# Extracted entries
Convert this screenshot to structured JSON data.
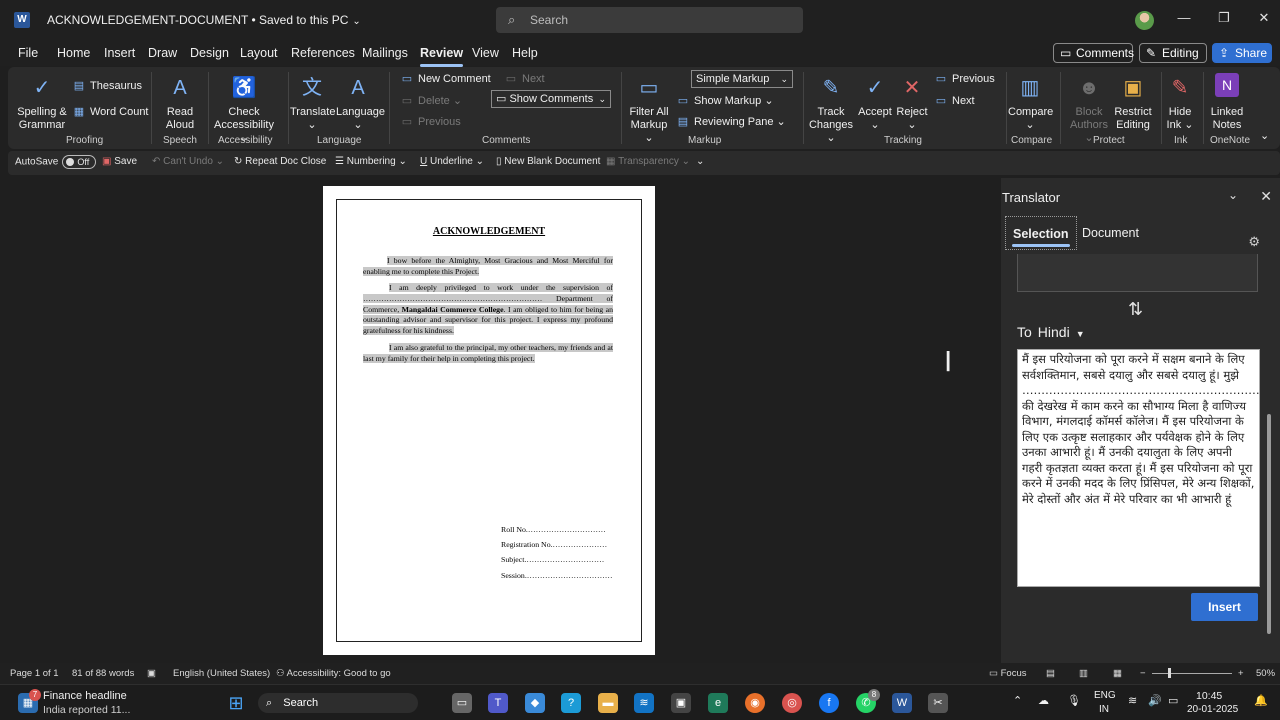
{
  "titlebar": {
    "doc_title": "ACKNOWLEDGEMENT-DOCUMENT • Saved to this PC",
    "search_placeholder": "Search"
  },
  "menu": [
    "File",
    "Home",
    "Insert",
    "Draw",
    "Design",
    "Layout",
    "References",
    "Mailings",
    "Review",
    "View",
    "Help"
  ],
  "menu_active": "Review",
  "top_buttons": {
    "comments": "Comments",
    "editing": "Editing",
    "share": "Share"
  },
  "ribbon": {
    "proofing": {
      "spelling": "Spelling & Grammar",
      "thesaurus": "Thesaurus",
      "word_count": "Word Count",
      "group": "Proofing"
    },
    "speech": {
      "read_aloud": "Read Aloud",
      "group": "Speech"
    },
    "accessibility": {
      "check": "Check Accessibility",
      "group": "Accessibility"
    },
    "language": {
      "translate": "Translate",
      "language": "Language",
      "group": "Language"
    },
    "comments": {
      "new": "New Comment",
      "delete": "Delete",
      "previous": "Previous",
      "next": "Next",
      "show": "Show Comments",
      "group": "Comments"
    },
    "markup": {
      "filter": "Filter All Markup",
      "simple": "Simple Markup",
      "show_markup": "Show Markup",
      "reviewing": "Reviewing Pane",
      "group": "Markup"
    },
    "tracking": {
      "track": "Track Changes",
      "accept": "Accept",
      "reject": "Reject",
      "previous": "Previous",
      "next": "Next",
      "group": "Tracking"
    },
    "compare": {
      "compare": "Compare",
      "group": "Compare"
    },
    "protect": {
      "block": "Block Authors",
      "restrict": "Restrict Editing",
      "group": "Protect"
    },
    "ink": {
      "hide": "Hide Ink",
      "group": "Ink"
    },
    "onenote": {
      "linked": "Linked Notes",
      "group": "OneNote"
    }
  },
  "qat": {
    "autosave": "AutoSave",
    "toggle": "Off",
    "save": "Save",
    "cant_undo": "Can't Undo",
    "repeat": "Repeat Doc Close",
    "numbering": "Numbering",
    "underline": "Underline",
    "new_blank": "New Blank Document",
    "transparency": "Transparency"
  },
  "document": {
    "heading": "ACKNOWLEDGEMENT",
    "p1": "I bow before the Almighty, Most Gracious and Most Merciful for enabling me to complete this Project.",
    "p2_a": "I am deeply privileged to work under the supervision of …………………………………………………………… Department of Commerce,",
    "p2_bold": "Mangaldai Commerce College",
    "p2_b": ". I am obliged to him for being an outstanding advisor and supervisor for this project. I express my profound gratefulness for his kindness.",
    "p3": "I am also grateful to the principal, my other teachers, my friends and at last my family for their help in completing this project.",
    "fields": [
      "Roll No.…………………………",
      "Registration No.…………………",
      "Subject.…………………………",
      "Session.……………………………"
    ]
  },
  "translator": {
    "title": "Translator",
    "tab_selection": "Selection",
    "tab_document": "Document",
    "to_label": "To",
    "to_lang": "Hindi",
    "translation": "मैं इस परियोजना को पूरा करने में सक्षम बनाने के लिए सर्वशक्तिमान, सबसे दयालु और सबसे दयालु हूं। मुझे ………………………………………………………… की देखरेख में काम करने का सौभाग्य मिला है वाणिज्य विभाग, मंगलदाई कॉमर्स कॉलेज। मैं इस परियोजना के लिए एक उत्कृष्ट सलाहकार और पर्यवेक्षक होने के लिए उनका आभारी हूं। मैं उनकी दयालुता के लिए अपनी गहरी कृतज्ञता व्यक्त करता हूं। मैं इस परियोजना को पूरा करने में उनकी मदद के लिए प्रिंसिपल, मेरे अन्य शिक्षकों, मेरे दोस्तों और अंत में मेरे परिवार का भी आभारी हूं",
    "insert": "Insert"
  },
  "statusbar": {
    "page": "Page 1 of 1",
    "words": "81 of 88 words",
    "lang": "English (United States)",
    "accessibility": "Accessibility: Good to go",
    "focus": "Focus",
    "zoom": "50%"
  },
  "taskbar": {
    "news_title": "Finance headline",
    "news_sub": "India reported 11...",
    "news_badge": "7",
    "search": "Search",
    "whatsapp_badge": "8",
    "lang_top": "ENG",
    "lang_bottom": "IN",
    "time": "10:45",
    "date": "20-01-2025"
  }
}
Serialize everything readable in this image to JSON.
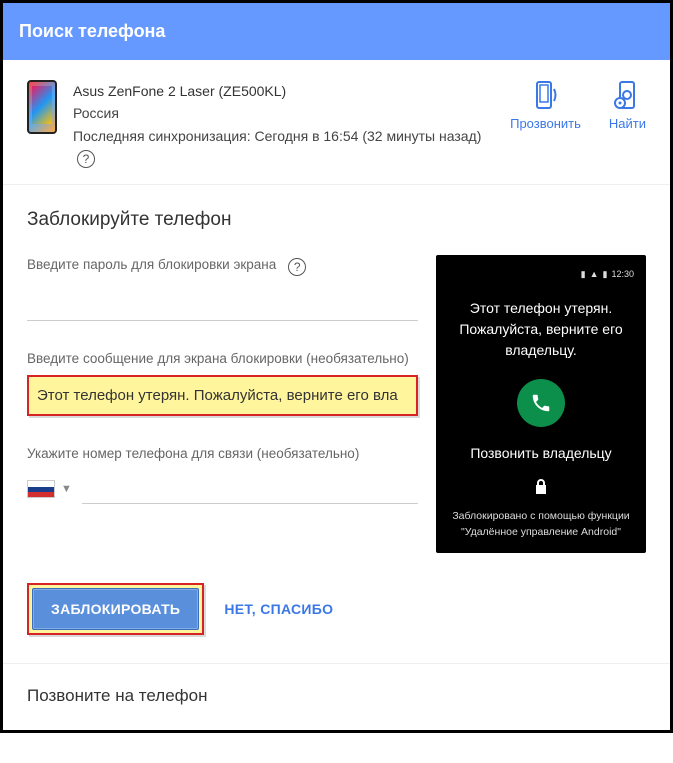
{
  "header": {
    "title": "Поиск телефона"
  },
  "device": {
    "name": "Asus ZenFone 2 Laser (ZE500KL)",
    "location": "Россия",
    "sync_text": "Последняя синхронизация: Сегодня в 16:54 (32 минуты назад)"
  },
  "actions": {
    "ring": "Прозвонить",
    "locate": "Найти"
  },
  "lock": {
    "title": "Заблокируйте телефон",
    "password_label": "Введите пароль для блокировки экрана",
    "message_label": "Введите сообщение для экрана блокировки (необязательно)",
    "message_value": "Этот телефон утерян. Пожалуйста, верните его вла",
    "phone_label": "Укажите номер телефона для связи (необязательно)"
  },
  "preview": {
    "time": "12:30",
    "lost_message": "Этот телефон утерян. Пожалуйста, верните его владельцу.",
    "call_owner": "Позвонить владельцу",
    "locked_by_line1": "Заблокировано с помощью функции",
    "locked_by_line2": "\"Удалённое управление Android\""
  },
  "buttons": {
    "lock": "ЗАБЛОКИРОВАТЬ",
    "no_thanks": "НЕТ, СПАСИБО"
  },
  "call_section": {
    "title": "Позвоните на телефон"
  }
}
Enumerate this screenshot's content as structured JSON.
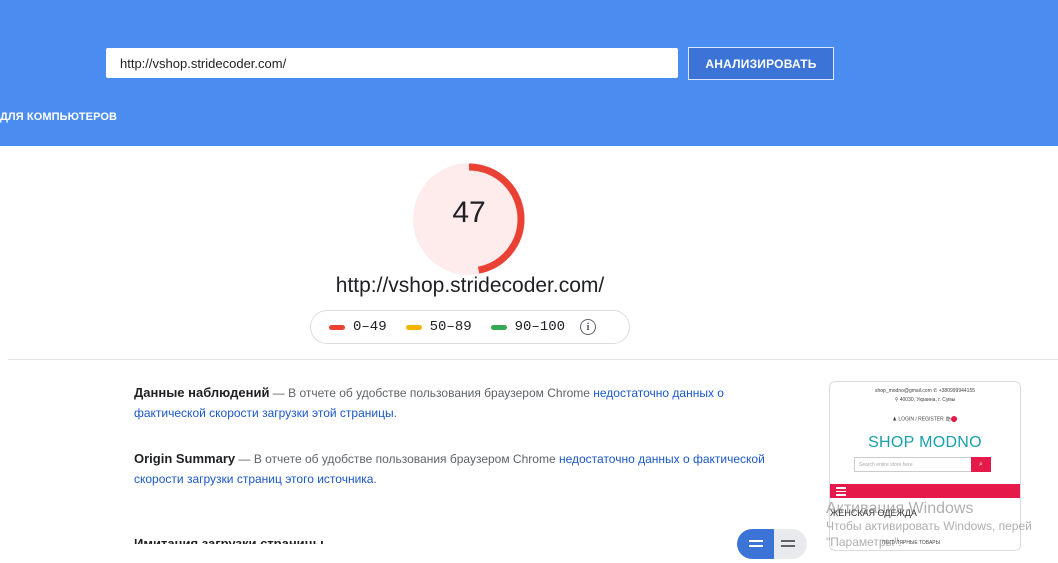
{
  "header": {
    "url_value": "http://vshop.stridecoder.com/",
    "analyze_label": "АНАЛИЗИРОВАТЬ",
    "tab_desktop": "ДЛЯ КОМПЬЮТЕРОВ",
    "color": "#4a8cf0"
  },
  "score": {
    "value": "47",
    "fraction": 0.47,
    "color": "#e94235",
    "url": "http://vshop.stridecoder.com/"
  },
  "legend": [
    {
      "label": "0–49",
      "color": "#e94235"
    },
    {
      "label": "50–89",
      "color": "#f4b400"
    },
    {
      "label": "90–100",
      "color": "#34a853"
    }
  ],
  "field_data": {
    "title": "Данные наблюдений",
    "sep": " — ",
    "text": "В отчете об удобстве пользования браузером Chrome ",
    "link": "недостаточно данных о фактической скорости загрузки этой страницы",
    "end": "."
  },
  "origin_summary": {
    "title": "Origin Summary",
    "sep": " — ",
    "text": "В отчете об удобстве пользования браузером Chrome ",
    "link": "недостаточно данных о фактической скорости загрузки страниц этого источника",
    "end": "."
  },
  "lab_heading": "Имитация загрузки страницы",
  "thumbnail": {
    "contact": "shop_modno@gmail.com  ✆ +380999944155",
    "address": "⚲ 40030, Украина, г. Сумы",
    "login": "♟ LOGIN / REGISTER",
    "logo": "SHOP MODNO",
    "search_placeholder": "Search entire store here",
    "search_icon": "search-icon",
    "category": "ЖЕНСКАЯ ОДЕЖДА",
    "popular": "ПОПУЛЯРНЫЕ ТОВАРЫ"
  },
  "watermark": {
    "line1": "Активация Windows",
    "line2": "Чтобы активировать Windows, перей",
    "line3": "\"Параметры\"."
  }
}
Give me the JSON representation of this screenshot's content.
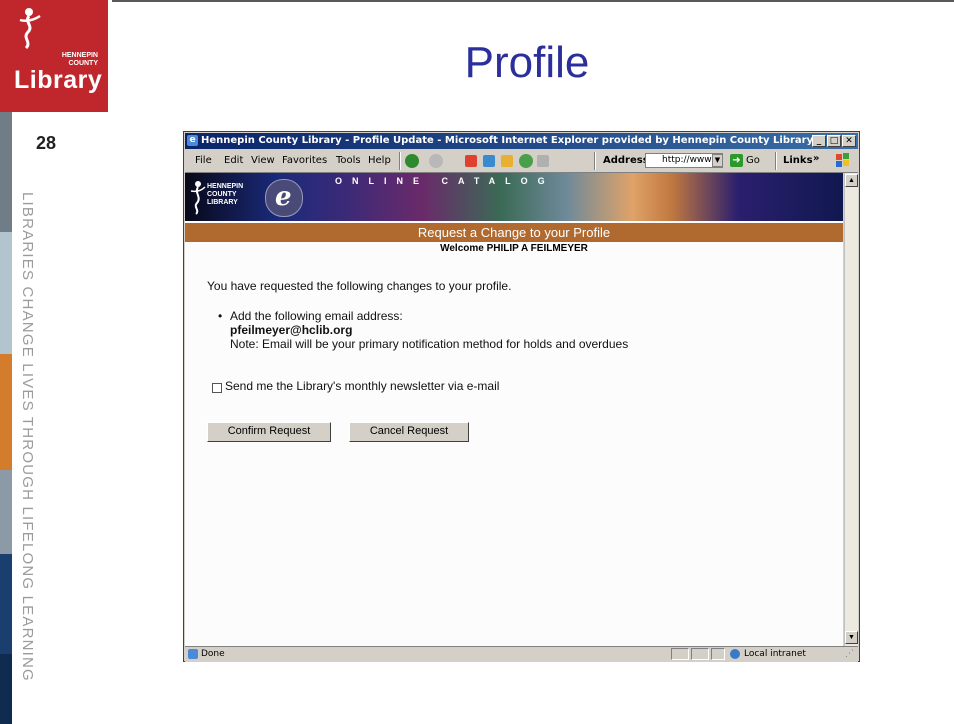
{
  "slide": {
    "title": "Profile",
    "number": "28",
    "tagline": "LIBRARIES CHANGE LIVES THROUGH LIFELONG LEARNING",
    "logo": {
      "org_line1": "HENNEPIN",
      "org_line2": "COUNTY",
      "wordmark": "Library"
    },
    "stripe_colors": [
      "#c0272d",
      "#6f7d86",
      "#a9bcc7",
      "#d27c2c",
      "#8a98a6",
      "#1a3f6e",
      "#0e2a4e"
    ]
  },
  "browser": {
    "window_title": "Hennepin County Library - Profile Update - Microsoft Internet Explorer provided by Hennepin County Library",
    "menu": [
      "File",
      "Edit",
      "View",
      "Favorites",
      "Tools",
      "Help"
    ],
    "address_label": "Address",
    "address_value": "http://www",
    "go_label": "Go",
    "links_label": "Links",
    "status_text": "Done",
    "zone_text": "Local intranet"
  },
  "page": {
    "banner_catalog": "ONLINE CATALOG",
    "banner_org": "HENNEPIN COUNTY LIBRARY",
    "heading": "Request a Change to your Profile",
    "welcome": "Welcome PHILIP A FEILMEYER",
    "intro": "You have requested the following changes to your profile.",
    "change_label": "Add the following email address:",
    "change_email": "pfeilmeyer@hclib.org",
    "change_note": "Note: Email will be your primary notification method for holds and overdues",
    "newsletter_label": "Send me the Library's monthly newsletter via e-mail",
    "newsletter_checked": false,
    "confirm_label": "Confirm Request",
    "cancel_label": "Cancel Request"
  }
}
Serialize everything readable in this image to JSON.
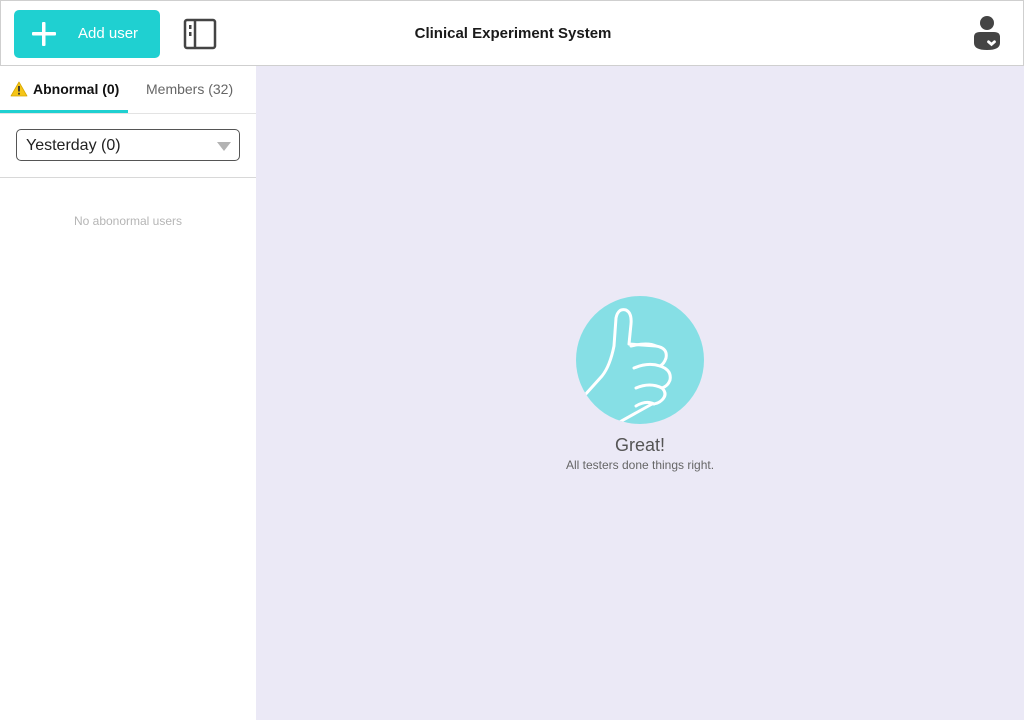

# What you should do
Return each line of the listing that holds the string "данных".

# Written response
    "link": "недостаточно данных о фактической скорости загрузки этой страницы",
    "link": "недостаточно данных о фактической скорости загрузки страниц этого источника",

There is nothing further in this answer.